Exercise details: Put the lines below into a Markdown table with two columns, Row and Line. Number each row in sequence and leave out any blank lines.
## Begin Provided entries
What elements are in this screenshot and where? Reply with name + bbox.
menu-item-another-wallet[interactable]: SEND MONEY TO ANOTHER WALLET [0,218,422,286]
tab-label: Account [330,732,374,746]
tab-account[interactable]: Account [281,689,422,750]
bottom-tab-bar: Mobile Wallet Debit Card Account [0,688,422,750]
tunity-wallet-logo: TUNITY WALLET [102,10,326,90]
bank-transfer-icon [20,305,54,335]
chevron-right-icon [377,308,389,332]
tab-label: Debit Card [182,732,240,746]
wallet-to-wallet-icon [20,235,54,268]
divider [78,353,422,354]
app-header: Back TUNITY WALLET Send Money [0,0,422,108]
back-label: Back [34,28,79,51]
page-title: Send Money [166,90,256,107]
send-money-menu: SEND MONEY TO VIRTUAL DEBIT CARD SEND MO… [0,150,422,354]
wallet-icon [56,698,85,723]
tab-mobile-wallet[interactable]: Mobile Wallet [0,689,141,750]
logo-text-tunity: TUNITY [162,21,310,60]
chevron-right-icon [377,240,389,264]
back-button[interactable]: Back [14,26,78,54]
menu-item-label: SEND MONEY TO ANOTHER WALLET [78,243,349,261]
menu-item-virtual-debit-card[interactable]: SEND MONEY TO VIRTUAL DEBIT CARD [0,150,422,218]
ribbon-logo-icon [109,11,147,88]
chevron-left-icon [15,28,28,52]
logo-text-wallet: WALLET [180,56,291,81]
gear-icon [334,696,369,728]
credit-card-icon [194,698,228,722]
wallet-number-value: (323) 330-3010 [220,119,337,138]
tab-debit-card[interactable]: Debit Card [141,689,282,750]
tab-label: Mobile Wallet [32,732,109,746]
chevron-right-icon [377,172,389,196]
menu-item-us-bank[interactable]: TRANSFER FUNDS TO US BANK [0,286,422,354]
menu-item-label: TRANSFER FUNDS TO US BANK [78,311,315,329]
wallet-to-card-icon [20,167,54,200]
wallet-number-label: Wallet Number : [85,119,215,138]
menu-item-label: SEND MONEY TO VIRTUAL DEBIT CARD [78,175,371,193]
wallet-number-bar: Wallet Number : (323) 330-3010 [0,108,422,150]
## End Provided entries
The result:
| Row | Line |
|---|---|
| 1 | What elements are in this screenshot and where? Reply with name + bbox. |
| 2 | menu-item-another-wallet[interactable]: SEND MONEY TO ANOTHER WALLET [0,218,422,286] |
| 3 | tab-label: Account [330,732,374,746] |
| 4 | tab-account[interactable]: Account [281,689,422,750] |
| 5 | bottom-tab-bar: Mobile Wallet Debit Card Account [0,688,422,750] |
| 6 | tunity-wallet-logo: TUNITY WALLET [102,10,326,90] |
| 7 | bank-transfer-icon [20,305,54,335] |
| 8 | chevron-right-icon [377,308,389,332] |
| 9 | tab-label: Debit Card [182,732,240,746] |
| 10 | wallet-to-wallet-icon [20,235,54,268] |
| 11 | divider [78,353,422,354] |
| 12 | app-header: Back TUNITY WALLET Send Money [0,0,422,108] |
| 13 | back-label: Back [34,28,79,51] |
| 14 | page-title: Send Money [166,90,256,107] |
| 15 | send-money-menu: SEND MONEY TO VIRTUAL DEBIT CARD SEND MO… [0,150,422,354] |
| 16 | wallet-icon [56,698,85,723] |
| 17 | tab-mobile-wallet[interactable]: Mobile Wallet [0,689,141,750] |
| 18 | logo-text-tunity: TUNITY [162,21,310,60] |
| 19 | chevron-right-icon [377,240,389,264] |
| 20 | back-button[interactable]: Back [14,26,78,54] |
| 21 | menu-item-label: SEND MONEY TO ANOTHER WALLET [78,243,349,261] |
| 22 | menu-item-virtual-debit-card[interactable]: SEND MONEY TO VIRTUAL DEBIT CARD [0,150,422,218] |
| 23 | ribbon-logo-icon [109,11,147,88] |
| 24 | chevron-left-icon [15,28,28,52] |
| 25 | logo-text-wallet: WALLET [180,56,291,81] |
| 26 | gear-icon [334,696,369,728] |
| 27 | credit-card-icon [194,698,228,722] |
| 28 | wallet-number-value: (323) 330-3010 [220,119,337,138] |
| 29 | tab-debit-card[interactable]: Debit Card [141,689,282,750] |
| 30 | tab-label: Mobile Wallet [32,732,109,746] |
| 31 | chevron-right-icon [377,172,389,196] |
| 32 | menu-item-us-bank[interactable]: TRANSFER FUNDS TO US BANK [0,286,422,354] |
| 33 | menu-item-label: TRANSFER FUNDS TO US BANK [78,311,315,329] |
| 34 | wallet-to-card-icon [20,167,54,200] |
| 35 | wallet-number-label: Wallet Number : [85,119,215,138] |
| 36 | menu-item-label: SEND MONEY TO VIRTUAL DEBIT CARD [78,175,371,193] |
| 37 | wallet-number-bar: Wallet Number : (323) 330-3010 [0,108,422,150] |